Show, in full, each line of the data that contains "termination".

_Data entries_
_ _ _ _ _
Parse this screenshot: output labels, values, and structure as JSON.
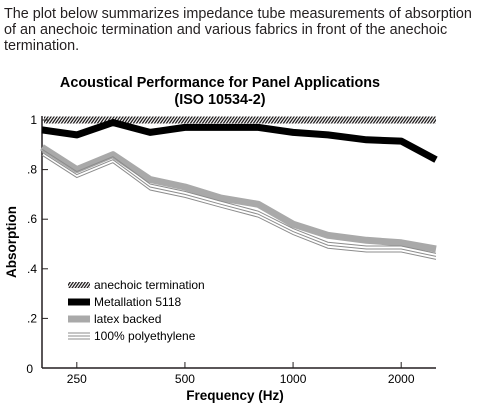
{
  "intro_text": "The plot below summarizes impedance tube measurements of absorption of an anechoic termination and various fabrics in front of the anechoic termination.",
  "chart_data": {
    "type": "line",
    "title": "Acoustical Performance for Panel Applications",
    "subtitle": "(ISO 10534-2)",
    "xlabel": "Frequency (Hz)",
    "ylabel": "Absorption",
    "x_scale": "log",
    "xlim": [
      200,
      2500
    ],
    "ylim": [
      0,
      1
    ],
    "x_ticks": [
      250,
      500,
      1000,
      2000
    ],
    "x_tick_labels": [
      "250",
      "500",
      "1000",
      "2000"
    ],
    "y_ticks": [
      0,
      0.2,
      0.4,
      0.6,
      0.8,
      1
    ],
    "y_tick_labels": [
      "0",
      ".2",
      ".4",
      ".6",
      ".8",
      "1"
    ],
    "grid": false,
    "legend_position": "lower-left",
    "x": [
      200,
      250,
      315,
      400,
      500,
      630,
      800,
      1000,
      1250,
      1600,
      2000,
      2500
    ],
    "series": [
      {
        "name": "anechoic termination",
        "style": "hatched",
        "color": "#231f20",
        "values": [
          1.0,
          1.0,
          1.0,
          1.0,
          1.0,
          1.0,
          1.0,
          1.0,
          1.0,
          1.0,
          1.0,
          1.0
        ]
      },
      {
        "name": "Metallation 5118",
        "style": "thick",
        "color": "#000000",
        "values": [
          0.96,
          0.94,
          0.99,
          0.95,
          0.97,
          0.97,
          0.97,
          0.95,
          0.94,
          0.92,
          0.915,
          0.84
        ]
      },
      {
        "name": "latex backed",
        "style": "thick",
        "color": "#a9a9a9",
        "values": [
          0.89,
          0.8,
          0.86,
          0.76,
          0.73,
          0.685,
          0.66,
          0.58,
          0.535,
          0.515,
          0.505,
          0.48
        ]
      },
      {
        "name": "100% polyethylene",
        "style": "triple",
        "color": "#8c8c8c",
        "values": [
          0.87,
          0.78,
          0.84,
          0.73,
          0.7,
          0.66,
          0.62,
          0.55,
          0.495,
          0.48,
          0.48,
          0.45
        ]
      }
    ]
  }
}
_ _ _ _ _
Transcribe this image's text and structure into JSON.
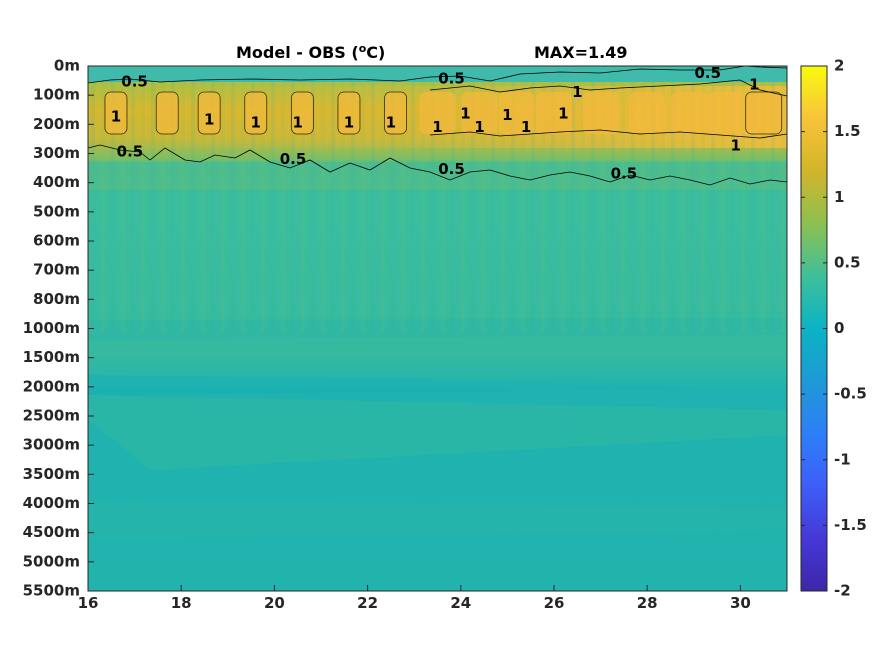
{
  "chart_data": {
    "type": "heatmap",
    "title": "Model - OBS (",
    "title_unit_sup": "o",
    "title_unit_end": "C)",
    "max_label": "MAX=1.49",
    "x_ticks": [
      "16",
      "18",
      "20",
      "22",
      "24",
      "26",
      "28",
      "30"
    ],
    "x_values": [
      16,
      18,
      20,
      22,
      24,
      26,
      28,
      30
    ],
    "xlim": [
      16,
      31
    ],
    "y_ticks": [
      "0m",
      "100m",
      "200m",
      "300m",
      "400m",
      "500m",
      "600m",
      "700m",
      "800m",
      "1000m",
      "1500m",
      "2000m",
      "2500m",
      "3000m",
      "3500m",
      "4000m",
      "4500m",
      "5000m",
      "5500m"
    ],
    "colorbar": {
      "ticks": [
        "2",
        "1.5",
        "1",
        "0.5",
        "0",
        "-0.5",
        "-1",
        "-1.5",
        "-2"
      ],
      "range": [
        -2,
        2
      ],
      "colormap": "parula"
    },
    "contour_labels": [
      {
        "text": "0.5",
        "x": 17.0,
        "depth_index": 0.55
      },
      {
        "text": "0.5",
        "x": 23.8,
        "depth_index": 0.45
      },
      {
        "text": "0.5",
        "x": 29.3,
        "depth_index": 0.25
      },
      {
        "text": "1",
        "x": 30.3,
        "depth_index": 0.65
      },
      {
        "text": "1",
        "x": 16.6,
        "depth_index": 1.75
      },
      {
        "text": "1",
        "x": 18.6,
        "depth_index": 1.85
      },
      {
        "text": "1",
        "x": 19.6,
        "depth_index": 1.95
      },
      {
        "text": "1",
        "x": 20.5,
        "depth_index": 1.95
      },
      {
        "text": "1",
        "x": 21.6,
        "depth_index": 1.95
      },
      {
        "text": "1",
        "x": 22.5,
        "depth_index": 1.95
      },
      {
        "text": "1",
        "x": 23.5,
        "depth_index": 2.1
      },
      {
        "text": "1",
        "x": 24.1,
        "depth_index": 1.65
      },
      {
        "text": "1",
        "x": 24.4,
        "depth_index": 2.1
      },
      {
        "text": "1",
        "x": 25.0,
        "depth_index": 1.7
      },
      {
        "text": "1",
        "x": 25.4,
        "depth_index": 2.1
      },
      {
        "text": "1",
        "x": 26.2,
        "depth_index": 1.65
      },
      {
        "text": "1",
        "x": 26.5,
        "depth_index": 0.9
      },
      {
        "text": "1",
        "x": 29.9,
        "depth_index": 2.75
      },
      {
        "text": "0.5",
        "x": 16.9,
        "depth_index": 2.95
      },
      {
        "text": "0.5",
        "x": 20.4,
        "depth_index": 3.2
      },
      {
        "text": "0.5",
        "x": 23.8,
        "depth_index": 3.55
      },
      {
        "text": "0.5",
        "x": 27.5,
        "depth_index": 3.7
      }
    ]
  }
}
_ _ _ _ _
_Task solution_
  "intro_text": "The plot below summarizes impedance tube measurements of absorption of an anechoic termination and various fabrics in front of the anechoic termination.",
        "name": "anechoic termination",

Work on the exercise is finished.